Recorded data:
◆ ◆ ◆
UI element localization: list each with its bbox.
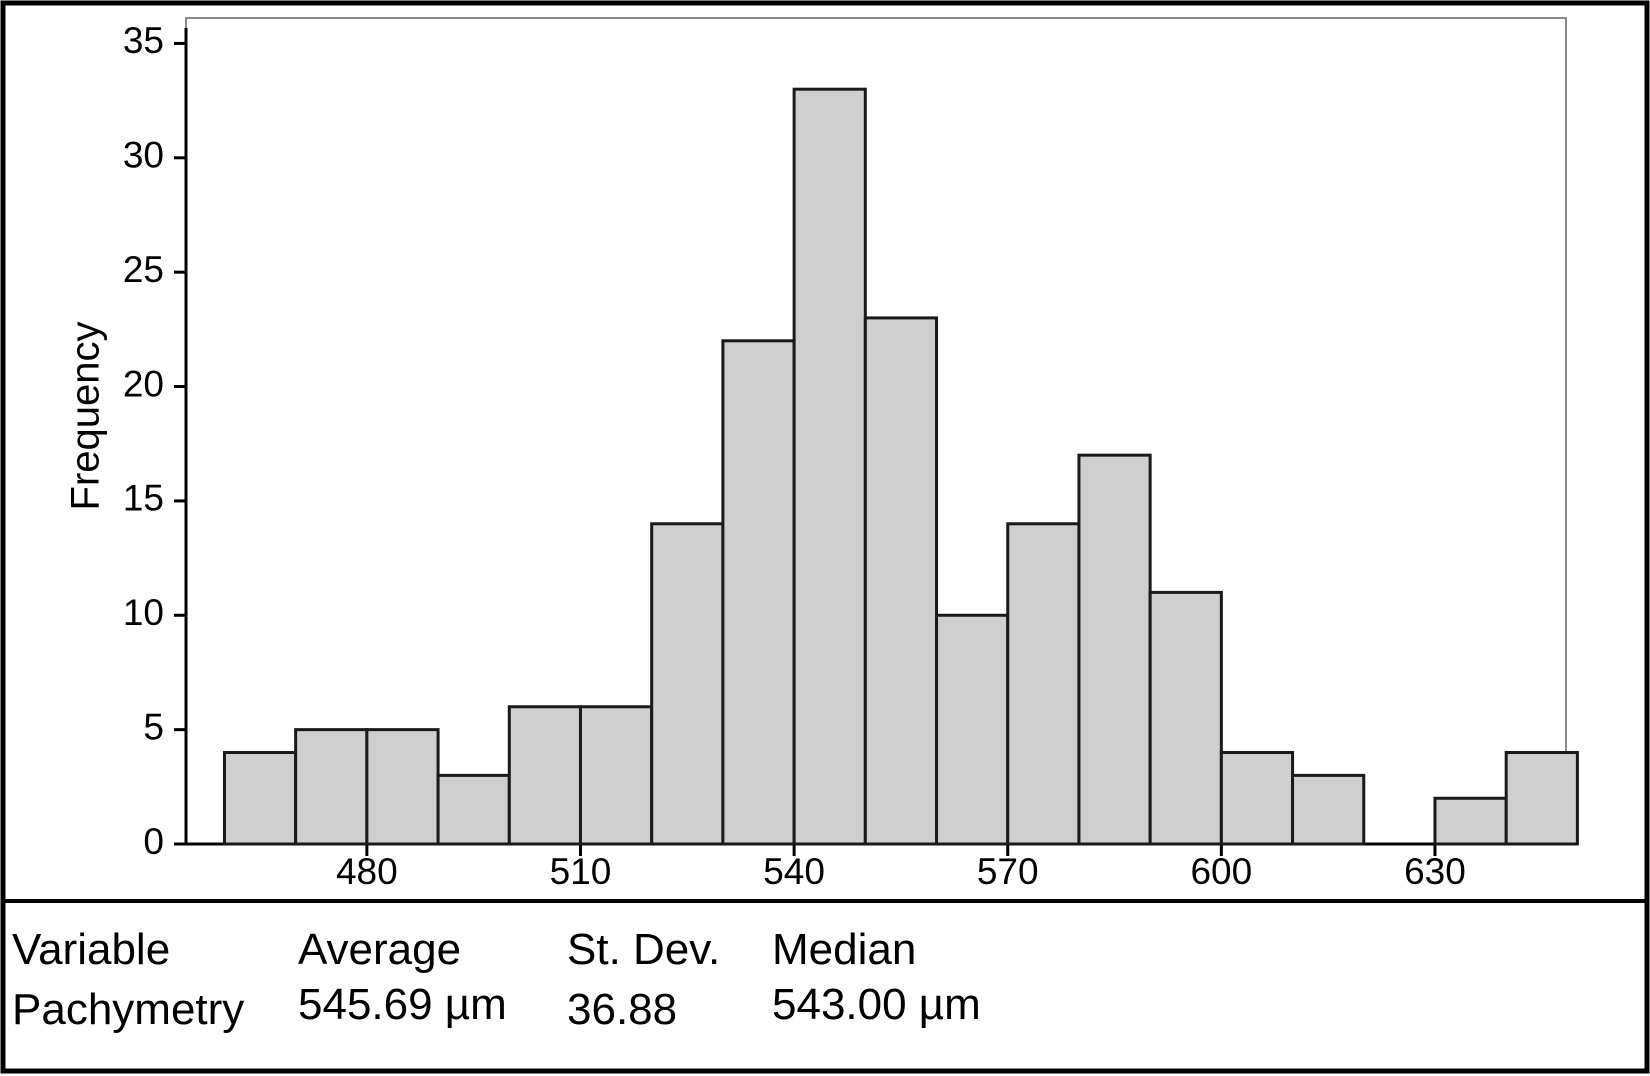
x-axis: 480 510 540 570 600 630 xyxy=(186,842,1566,892)
histogram-bar xyxy=(1077,453,1152,846)
y-tick-label: 0 xyxy=(143,821,164,862)
y-axis-label: Frequency xyxy=(64,322,108,511)
x-tick-label: 570 xyxy=(977,851,1039,892)
y-tick-label: 10 xyxy=(123,592,164,633)
x-tick-label: 480 xyxy=(336,851,398,892)
histogram-bar xyxy=(507,705,582,846)
y-tick-label: 20 xyxy=(123,363,164,404)
x-tick-label: 600 xyxy=(1190,851,1252,892)
x-tick-label: 510 xyxy=(550,851,612,892)
stats-header-average: Average xyxy=(298,925,462,974)
histogram-bar xyxy=(650,522,725,846)
y-tick-label: 35 xyxy=(123,20,164,61)
histogram-bar xyxy=(792,87,867,846)
histogram-bar xyxy=(436,773,511,846)
stats-header-variable: Variable xyxy=(12,925,171,974)
y-tick-label: 15 xyxy=(123,478,164,519)
histogram-bar xyxy=(365,728,440,846)
stats-average-value: 545.69 µm xyxy=(298,980,507,1029)
y-tick-label: 25 xyxy=(123,249,164,290)
histogram-bar xyxy=(1291,773,1366,846)
y-axis: 0 5 10 15 20 25 30 35 xyxy=(123,20,188,862)
stats-stdev-value: 36.88 xyxy=(567,985,678,1034)
histogram-bar xyxy=(1504,751,1579,846)
x-tick-label: 540 xyxy=(763,851,825,892)
stats-header-median: Median xyxy=(772,925,917,974)
histogram-bar xyxy=(935,613,1010,846)
histogram-bar xyxy=(1219,751,1295,846)
histogram-bar xyxy=(863,316,939,846)
stats-variable-name: Pachymetry xyxy=(12,985,245,1034)
x-tick-label: 630 xyxy=(1404,851,1466,892)
histogram-bar xyxy=(294,728,369,846)
y-tick-label: 5 xyxy=(143,706,164,747)
bars xyxy=(222,87,1579,846)
histogram-bar xyxy=(1006,522,1081,846)
stats-header-stdev: St. Dev. xyxy=(567,925,721,974)
histogram-bar xyxy=(1433,796,1508,846)
histogram-bar xyxy=(721,339,796,846)
stats-median-value: 543.00 µm xyxy=(772,980,981,1029)
histogram-bar xyxy=(578,705,654,846)
histogram-bar xyxy=(1148,590,1223,846)
histogram-bar xyxy=(222,751,298,846)
y-tick-label: 30 xyxy=(123,135,164,176)
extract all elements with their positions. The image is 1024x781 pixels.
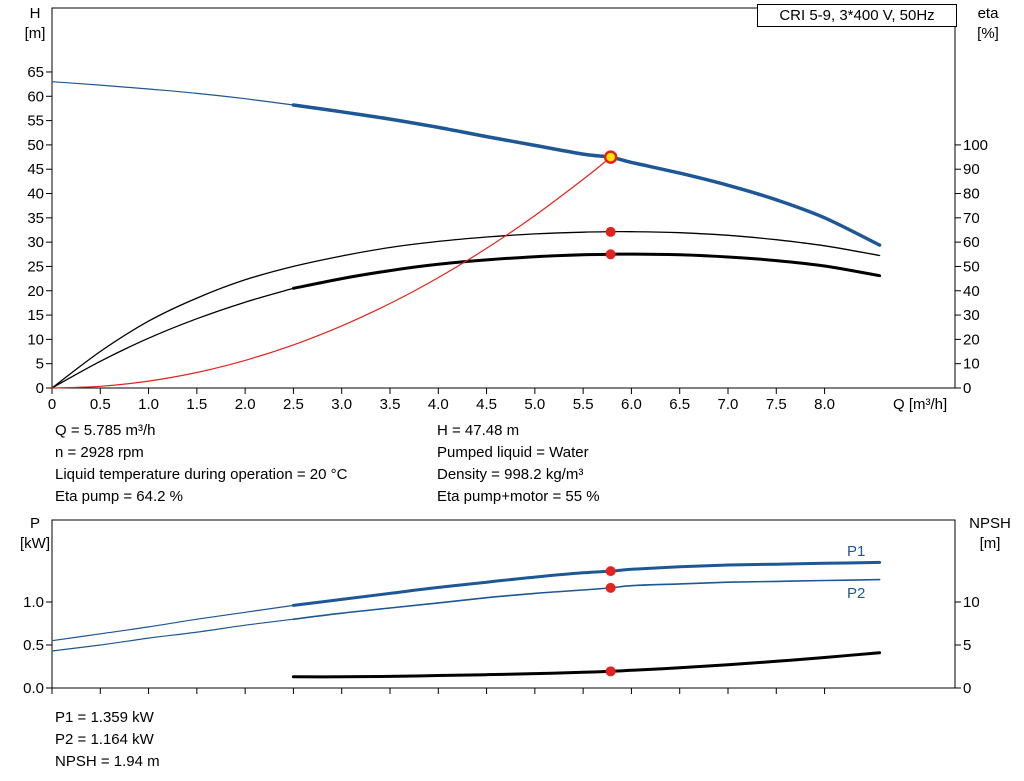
svg-text:15: 15	[27, 307, 44, 324]
svg-text:40: 40	[27, 186, 44, 203]
svg-text:1.5: 1.5	[186, 396, 207, 413]
p1-value: P1 = 1.359 kW	[55, 709, 154, 726]
svg-text:40: 40	[963, 283, 980, 300]
svg-text:1.0: 1.0	[23, 594, 44, 611]
pump-model-label: CRI 5-9, 3*400 V, 50Hz	[757, 4, 957, 27]
p2-value: P2 = 1.164 kW	[55, 731, 154, 748]
svg-text:0.0: 0.0	[23, 680, 44, 697]
svg-text:0: 0	[48, 396, 56, 413]
p1-series-label: P1	[847, 543, 866, 560]
svg-text:60: 60	[27, 88, 44, 105]
npsh-value: NPSH = 1.94 m	[55, 753, 160, 770]
svg-text:8.0: 8.0	[814, 396, 835, 413]
svg-text:20: 20	[27, 283, 44, 300]
eta-pump-value: Eta pump = 64.2 %	[55, 488, 183, 505]
svg-text:55: 55	[27, 113, 44, 130]
svg-text:60: 60	[963, 234, 980, 251]
pumped-liquid-value: Pumped liquid = Water	[437, 444, 589, 461]
speed-value: n = 2928 rpm	[55, 444, 144, 461]
svg-text:6.5: 6.5	[669, 396, 690, 413]
svg-text:3.0: 3.0	[331, 396, 352, 413]
svg-text:0: 0	[963, 680, 971, 697]
svg-text:50: 50	[963, 258, 980, 275]
power-npsh-data: P1 = 1.359 kW P2 = 1.164 kW NPSH = 1.94 …	[55, 707, 160, 773]
h-axis-title: H [m]	[17, 4, 53, 44]
svg-text:0.5: 0.5	[90, 396, 111, 413]
svg-text:80: 80	[963, 186, 980, 203]
svg-text:10: 10	[27, 331, 44, 348]
p-axis-title-line1: P	[29, 515, 40, 532]
svg-text:7.5: 7.5	[766, 396, 787, 413]
npsh-axis-title-line2: [m]	[979, 535, 1001, 552]
svg-text:10: 10	[963, 356, 980, 373]
svg-text:10: 10	[963, 594, 980, 611]
svg-text:35: 35	[27, 210, 44, 227]
npsh-axis-title: NPSH [m]	[963, 514, 1017, 554]
q-axis-label: Q [m³/h]	[893, 396, 948, 413]
svg-text:3.5: 3.5	[380, 396, 401, 413]
svg-text:4.5: 4.5	[476, 396, 497, 413]
eta-pump-motor-value: Eta pump+motor = 55 %	[437, 488, 600, 505]
svg-text:1.0: 1.0	[138, 396, 159, 413]
svg-text:50: 50	[27, 137, 44, 154]
svg-text:30: 30	[963, 307, 980, 324]
svg-text:6.0: 6.0	[621, 396, 642, 413]
svg-text:20: 20	[963, 331, 980, 348]
svg-text:0: 0	[36, 380, 44, 397]
svg-text:0.5: 0.5	[23, 637, 44, 654]
operating-data-right: H = 47.48 m Pumped liquid = Water Densit…	[437, 420, 600, 508]
svg-text:5: 5	[36, 356, 44, 373]
svg-text:65: 65	[27, 64, 44, 81]
h-axis-title-line1: H	[29, 5, 41, 22]
svg-text:30: 30	[27, 234, 44, 251]
eta-axis-title: eta [%]	[966, 4, 1010, 44]
h-axis-title-line2: [m]	[24, 25, 46, 42]
p-axis-title-line2: [kW]	[20, 535, 50, 552]
svg-text:100: 100	[963, 137, 988, 154]
svg-text:2.0: 2.0	[235, 396, 256, 413]
operating-data-left: Q = 5.785 m³/h n = 2928 rpm Liquid tempe…	[55, 420, 347, 508]
npsh-axis-title-line1: NPSH	[969, 515, 1011, 532]
svg-text:7.0: 7.0	[718, 396, 739, 413]
svg-text:4.0: 4.0	[428, 396, 449, 413]
p2-series-label: P2	[847, 585, 866, 602]
flow-value: Q = 5.785 m³/h	[55, 422, 156, 439]
svg-text:0: 0	[963, 380, 971, 397]
svg-text:70: 70	[963, 210, 980, 227]
svg-text:90: 90	[963, 161, 980, 178]
svg-text:25: 25	[27, 258, 44, 275]
density-value: Density = 998.2 kg/m³	[437, 466, 584, 483]
svg-text:45: 45	[27, 161, 44, 178]
svg-text:5.5: 5.5	[573, 396, 594, 413]
eta-axis-title-line2: [%]	[977, 25, 999, 42]
liquid-temperature-value: Liquid temperature during operation = 20…	[55, 466, 348, 483]
p-axis-title: P [kW]	[17, 514, 53, 554]
svg-text:5.0: 5.0	[524, 396, 545, 413]
head-value: H = 47.48 m	[437, 422, 520, 439]
eta-axis-title-line1: eta	[977, 5, 999, 22]
svg-text:2.5: 2.5	[283, 396, 304, 413]
svg-text:5: 5	[963, 637, 971, 654]
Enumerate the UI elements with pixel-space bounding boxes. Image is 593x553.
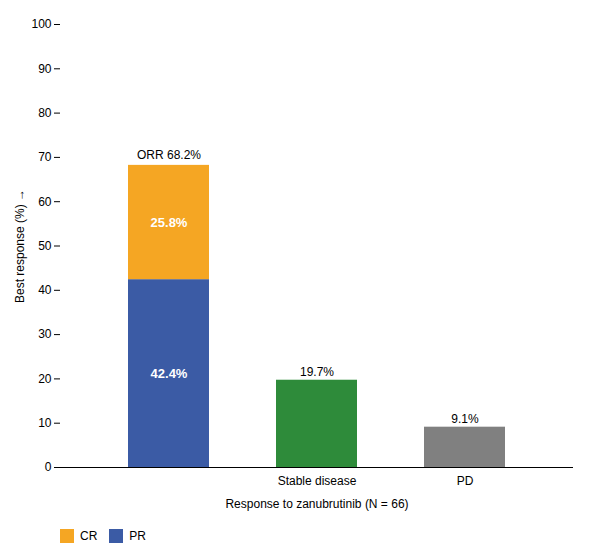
svg-text:50: 50 (38, 239, 52, 253)
svg-text:20: 20 (38, 372, 52, 386)
svg-text:40: 40 (38, 283, 52, 297)
svg-text:30: 30 (38, 327, 52, 341)
svg-text:ORR 68.2%: ORR 68.2% (137, 148, 201, 162)
svg-text:60: 60 (38, 195, 52, 209)
svg-text:10: 10 (38, 416, 52, 430)
html-text:PR: PR (129, 528, 146, 543)
svg-text:42.4%: 42.4% (151, 366, 188, 381)
svg-text:Response to zanubrutinib (N =: Response to zanubrutinib (N = 66) (225, 497, 408, 511)
html-text:CR: CR (80, 528, 98, 543)
svg-text:80: 80 (38, 106, 52, 120)
svg-text:90: 90 (38, 62, 52, 76)
svg-text:70: 70 (38, 150, 52, 164)
svg-text:PD: PD (457, 474, 474, 488)
svg-text:25.8%: 25.8% (151, 215, 188, 230)
svg-text:9.1%: 9.1% (451, 412, 479, 426)
svg-text:19.7%: 19.7% (300, 365, 334, 379)
svg-text:Stable disease: Stable disease (278, 474, 357, 488)
svg-text:0: 0 (45, 460, 52, 474)
svg-text:Best response (%) →: Best response (%) → (13, 189, 27, 303)
svg-text:100: 100 (31, 17, 51, 31)
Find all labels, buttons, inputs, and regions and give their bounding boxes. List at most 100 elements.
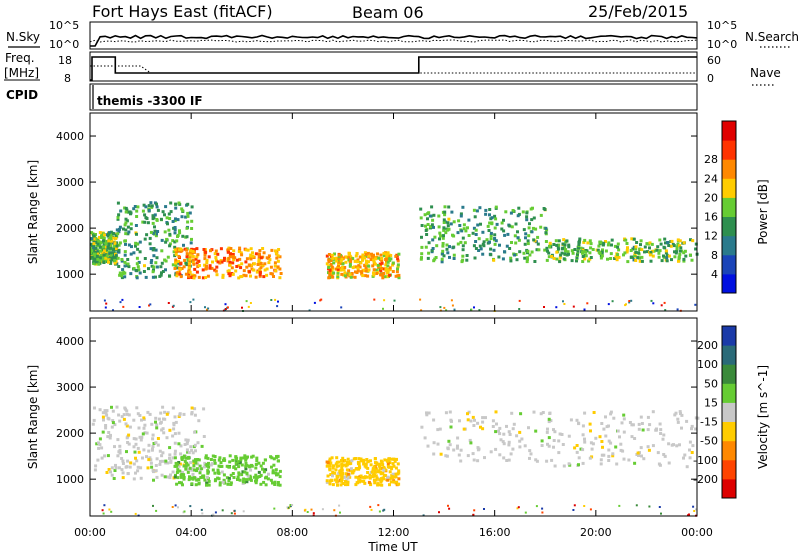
data-cell: [433, 257, 437, 261]
data-cell: [326, 464, 330, 468]
data-cell: [174, 250, 178, 253]
data-cell: [356, 260, 360, 264]
data-cell: [104, 258, 108, 262]
data-cell: [220, 260, 224, 264]
data-cell: [384, 258, 388, 261]
data-cell: [234, 269, 238, 273]
data-cell: [201, 268, 205, 272]
data-cell: [658, 506, 661, 508]
data-cell: [182, 243, 185, 247]
data-cell: [489, 231, 493, 235]
data-cell: [502, 456, 506, 460]
data-cell: [222, 478, 226, 482]
data-cell: [342, 273, 346, 277]
data-cell: [679, 246, 683, 250]
data-cell: [114, 466, 118, 470]
data-cell: [527, 234, 531, 238]
data-cell: [241, 306, 243, 309]
data-cell: [161, 451, 165, 455]
data-cell: [688, 513, 690, 516]
data-cell: [356, 266, 360, 270]
data-cell: [357, 264, 361, 268]
data-cell: [120, 259, 124, 263]
data-cell: [419, 298, 422, 301]
data-cell: [389, 254, 393, 257]
data-cell: [166, 411, 170, 415]
data-cell: [222, 473, 226, 477]
data-cell: [515, 434, 519, 438]
data-cell: [467, 410, 471, 414]
data-cell: [370, 508, 373, 511]
data-cell: [172, 427, 176, 431]
data-cell: [227, 246, 231, 250]
data-cell: [588, 257, 592, 261]
data-cell: [388, 461, 392, 465]
data-cell: [665, 253, 669, 257]
data-cell: [422, 514, 425, 517]
data-cell: [312, 512, 315, 515]
data-cell: [388, 268, 392, 272]
data-cell: [331, 474, 334, 478]
data-cell: [460, 229, 464, 233]
data-cell: [249, 263, 253, 267]
data-cell: [474, 228, 478, 232]
data-cell: [651, 444, 655, 448]
data-cell: [188, 475, 191, 479]
data-cell: [527, 226, 531, 230]
data-cell: [257, 254, 261, 258]
data-cell: [461, 248, 465, 252]
data-cell: [518, 430, 522, 434]
data-cell: [547, 251, 551, 255]
data-cell: [177, 201, 181, 205]
data-cell: [393, 459, 397, 463]
data-cell: [276, 265, 280, 269]
data-cell: [127, 230, 131, 234]
data-cell: [439, 452, 443, 456]
data-cell: [173, 245, 177, 249]
freq-panel: Freq. [MHz] 18 8 60 0 Nave: [4, 51, 781, 86]
data-cell: [369, 483, 373, 487]
data-cell: [244, 248, 248, 252]
data-cell: [328, 268, 332, 272]
data-cell: [192, 461, 196, 465]
data-cell: [397, 276, 401, 280]
data-cell: [353, 275, 357, 279]
data-cell: [203, 263, 207, 267]
data-cell: [153, 213, 157, 217]
data-cell: [374, 474, 378, 478]
data-cell: [221, 275, 225, 279]
data-cell: [262, 480, 266, 484]
data-cell: [354, 483, 358, 487]
data-cell: [501, 440, 505, 444]
data-cell: [113, 258, 117, 262]
colorbar-swatch: [722, 383, 736, 403]
data-cell: [156, 437, 160, 440]
data-cell: [154, 464, 158, 467]
data-cell: [215, 273, 219, 277]
data-cell: [187, 467, 190, 471]
data-cell: [151, 447, 154, 451]
data-cell: [211, 260, 214, 264]
data-cell: [202, 474, 206, 478]
x-tick-label: 08:00: [276, 526, 308, 539]
data-cell: [240, 253, 244, 257]
data-cell: [573, 248, 577, 251]
data-cell: [372, 260, 376, 264]
data-cell: [451, 304, 454, 307]
data-cell: [493, 233, 497, 237]
data-cell: [438, 427, 442, 431]
data-cell: [110, 425, 114, 429]
data-cell: [273, 261, 277, 265]
data-cell: [231, 253, 235, 256]
data-cell: [114, 254, 118, 258]
data-cell: [143, 264, 146, 268]
data-cell: [264, 476, 267, 480]
data-cell: [102, 239, 105, 243]
data-cell: [160, 454, 164, 458]
data-cell: [573, 504, 576, 507]
colorbar-swatch: [722, 440, 736, 461]
data-cell: [342, 475, 346, 479]
data-cell: [124, 210, 128, 214]
data-cell: [575, 450, 579, 454]
data-cell: [136, 412, 140, 416]
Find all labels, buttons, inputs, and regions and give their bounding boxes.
◆ ◆ ◆
**Exercise details:** Reproduce, line for line, the part of the listing that opens with the line containing "x-axis: 480 510" and closes with the line containing "histogram-bar xyxy=(1006,522,1081,846)".

**Written solution:**
x-axis: 480 510 540 570 600 630 xyxy=(186,842,1566,892)
histogram-bar xyxy=(1077,453,1152,846)
y-tick-label: 0 xyxy=(143,821,164,862)
y-axis-label: Frequency xyxy=(64,322,108,511)
x-tick-label: 570 xyxy=(977,851,1039,892)
y-tick-label: 10 xyxy=(123,592,164,633)
x-tick-label: 480 xyxy=(336,851,398,892)
histogram-bar xyxy=(507,705,582,846)
y-tick-label: 20 xyxy=(123,363,164,404)
x-tick-label: 600 xyxy=(1190,851,1252,892)
x-tick-label: 510 xyxy=(550,851,612,892)
stats-header-average: Average xyxy=(298,925,462,974)
histogram-bar xyxy=(650,522,725,846)
y-tick-label: 35 xyxy=(123,20,164,61)
histogram-bar xyxy=(792,87,867,846)
histogram-bar xyxy=(436,773,511,846)
stats-header-variable: Variable xyxy=(12,925,171,974)
y-tick-label: 15 xyxy=(123,478,164,519)
histogram-bar xyxy=(365,728,440,846)
stats-average-value: 545.69 µm xyxy=(298,980,507,1029)
y-tick-label: 25 xyxy=(123,249,164,290)
histogram-bar xyxy=(1291,773,1366,846)
y-axis: 0 5 10 15 20 25 30 35 xyxy=(123,20,188,862)
stats-stdev-value: 36.88 xyxy=(567,985,678,1034)
histogram-bar xyxy=(1504,751,1579,846)
x-tick-label: 540 xyxy=(763,851,825,892)
stats-header-median: Median xyxy=(772,925,917,974)
histogram-bar xyxy=(935,613,1010,846)
histogram-bar xyxy=(1219,751,1295,846)
histogram-bar xyxy=(863,316,939,846)
stats-variable-name: Pachymetry xyxy=(12,985,245,1034)
x-tick-label: 630 xyxy=(1404,851,1466,892)
histogram-bar xyxy=(294,728,369,846)
y-tick-label: 5 xyxy=(143,706,164,747)
bars xyxy=(222,87,1579,846)
histogram-bar xyxy=(1006,522,1081,846)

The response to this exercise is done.